::: EXTRACTED MATERIAL :::
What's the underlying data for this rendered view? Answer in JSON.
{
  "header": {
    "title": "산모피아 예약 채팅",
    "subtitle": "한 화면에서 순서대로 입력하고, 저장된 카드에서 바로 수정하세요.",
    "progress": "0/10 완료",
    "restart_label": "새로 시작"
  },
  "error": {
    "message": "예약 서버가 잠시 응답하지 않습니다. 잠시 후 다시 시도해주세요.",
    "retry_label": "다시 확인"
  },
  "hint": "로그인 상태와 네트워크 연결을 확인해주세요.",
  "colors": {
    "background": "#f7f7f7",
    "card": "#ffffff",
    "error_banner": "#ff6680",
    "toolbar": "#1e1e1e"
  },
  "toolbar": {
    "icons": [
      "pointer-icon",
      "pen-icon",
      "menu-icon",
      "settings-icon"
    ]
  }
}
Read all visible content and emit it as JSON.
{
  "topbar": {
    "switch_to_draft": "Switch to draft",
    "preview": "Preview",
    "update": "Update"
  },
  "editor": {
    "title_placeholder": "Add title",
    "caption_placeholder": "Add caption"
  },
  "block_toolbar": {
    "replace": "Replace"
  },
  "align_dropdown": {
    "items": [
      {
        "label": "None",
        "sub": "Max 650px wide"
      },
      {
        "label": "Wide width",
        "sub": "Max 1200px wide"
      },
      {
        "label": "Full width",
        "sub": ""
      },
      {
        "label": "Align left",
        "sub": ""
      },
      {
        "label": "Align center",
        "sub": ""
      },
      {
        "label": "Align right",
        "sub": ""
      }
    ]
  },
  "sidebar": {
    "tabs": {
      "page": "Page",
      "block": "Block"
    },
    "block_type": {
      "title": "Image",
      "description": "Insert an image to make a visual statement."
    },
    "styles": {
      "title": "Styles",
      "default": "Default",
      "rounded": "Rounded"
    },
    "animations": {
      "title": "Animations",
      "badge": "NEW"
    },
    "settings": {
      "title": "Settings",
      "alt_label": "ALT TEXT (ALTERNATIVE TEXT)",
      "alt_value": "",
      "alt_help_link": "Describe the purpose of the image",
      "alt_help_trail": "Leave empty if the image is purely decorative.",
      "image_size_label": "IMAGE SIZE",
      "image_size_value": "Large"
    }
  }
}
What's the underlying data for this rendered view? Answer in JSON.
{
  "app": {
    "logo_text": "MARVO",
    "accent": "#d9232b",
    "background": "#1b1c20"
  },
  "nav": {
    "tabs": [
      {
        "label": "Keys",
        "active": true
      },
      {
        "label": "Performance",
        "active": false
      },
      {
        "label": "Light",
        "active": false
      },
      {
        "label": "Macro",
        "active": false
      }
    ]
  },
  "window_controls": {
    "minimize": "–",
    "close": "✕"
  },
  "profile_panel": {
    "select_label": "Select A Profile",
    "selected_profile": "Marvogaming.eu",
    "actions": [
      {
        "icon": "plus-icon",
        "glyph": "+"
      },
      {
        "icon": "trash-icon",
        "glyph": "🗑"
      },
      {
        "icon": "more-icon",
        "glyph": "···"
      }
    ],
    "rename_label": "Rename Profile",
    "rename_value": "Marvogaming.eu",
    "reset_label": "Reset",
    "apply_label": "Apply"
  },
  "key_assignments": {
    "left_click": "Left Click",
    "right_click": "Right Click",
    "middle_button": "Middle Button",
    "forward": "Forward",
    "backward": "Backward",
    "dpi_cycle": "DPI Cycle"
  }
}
:::
:: EXERCISE AIM ::
Give the listing again, word for word.

:: RIGHT ANSWER ::
What's the underlying data for this rendered view? Answer in JSON.
{
  "header": {
    "title": "산모피아 예약 채팅",
    "subtitle": "한 화면에서 순서대로 입력하고, 저장된 카드에서 바로 수정하세요.",
    "progress": "0/10 완료",
    "restart_label": "새로 시작"
  },
  "error": {
    "message": "예약 서버가 잠시 응답하지 않습니다. 잠시 후 다시 시도해주세요.",
    "retry_label": "다시 확인"
  },
  "hint": "로그인 상태와 네트워크 연결을 확인해주세요.",
  "colors": {
    "background": "#f7f7f7",
    "card": "#ffffff",
    "error_banner": "#ff6680",
    "toolbar": "#1e1e1e"
  },
  "toolbar": {
    "icons": [
      "pointer-icon",
      "pen-icon",
      "menu-icon",
      "settings-icon"
    ]
  }
}
Read all visible content and emit it as JSON.
{
  "topbar": {
    "switch_to_draft": "Switch to draft",
    "preview": "Preview",
    "update": "Update"
  },
  "editor": {
    "title_placeholder": "Add title",
    "caption_placeholder": "Add caption"
  },
  "block_toolbar": {
    "replace": "Replace"
  },
  "align_dropdown": {
    "items": [
      {
        "label": "None",
        "sub": "Max 650px wide"
      },
      {
        "label": "Wide width",
        "sub": "Max 1200px wide"
      },
      {
        "label": "Full width",
        "sub": ""
      },
      {
        "label": "Align left",
        "sub": ""
      },
      {
        "label": "Align center",
        "sub": ""
      },
      {
        "label": "Align right",
        "sub": ""
      }
    ]
  },
  "sidebar": {
    "tabs": {
      "page": "Page",
      "block": "Block"
    },
    "block_type": {
      "title": "Image",
      "description": "Insert an image to make a visual statement."
    },
    "styles": {
      "title": "Styles",
      "default": "Default",
      "rounded": "Rounded"
    },
    "animations": {
      "title": "Animations",
      "badge": "NEW"
    },
    "settings": {
      "title": "Settings",
      "alt_label": "ALT TEXT (ALTERNATIVE TEXT)",
      "alt_value": "",
      "alt_help_link": "Describe the purpose of the image",
      "alt_help_trail": "Leave empty if the image is purely decorative.",
      "image_size_label": "IMAGE SIZE",
      "image_size_value": "Large"
    }
  }
}
What's the underlying data for this rendered view? Answer in JSON.
{
  "app": {
    "logo_text": "MARVO",
    "accent": "#d9232b",
    "background": "#1b1c20"
  },
  "nav": {
    "tabs": [
      {
        "label": "Keys",
        "active": true
      },
      {
        "label": "Performance",
        "active": false
      },
      {
        "label": "Light",
        "active": false
      },
      {
        "label": "Macro",
        "active": false
      }
    ]
  },
  "window_controls": {
    "minimize": "–",
    "close": "✕"
  },
  "profile_panel": {
    "select_label": "Select A Profile",
    "selected_profile": "Marvogaming.eu",
    "actions": [
      {
        "icon": "plus-icon",
        "glyph": "+"
      },
      {
        "icon": "trash-icon",
        "glyph": "🗑"
      },
      {
        "icon": "more-icon",
        "glyph": "···"
      }
    ],
    "rename_label": "Rename Profile",
    "rename_value": "Marvogaming.eu",
    "reset_label": "Reset",
    "apply_label": "Apply"
  },
  "key_assignments": {
    "left_click": "Left Click",
    "right_click": "Right Click",
    "middle_button": "Middle Button",
    "forward": "Forward",
    "backward": "Backward",
    "dpi_cycle": "DPI Cycle"
  }
}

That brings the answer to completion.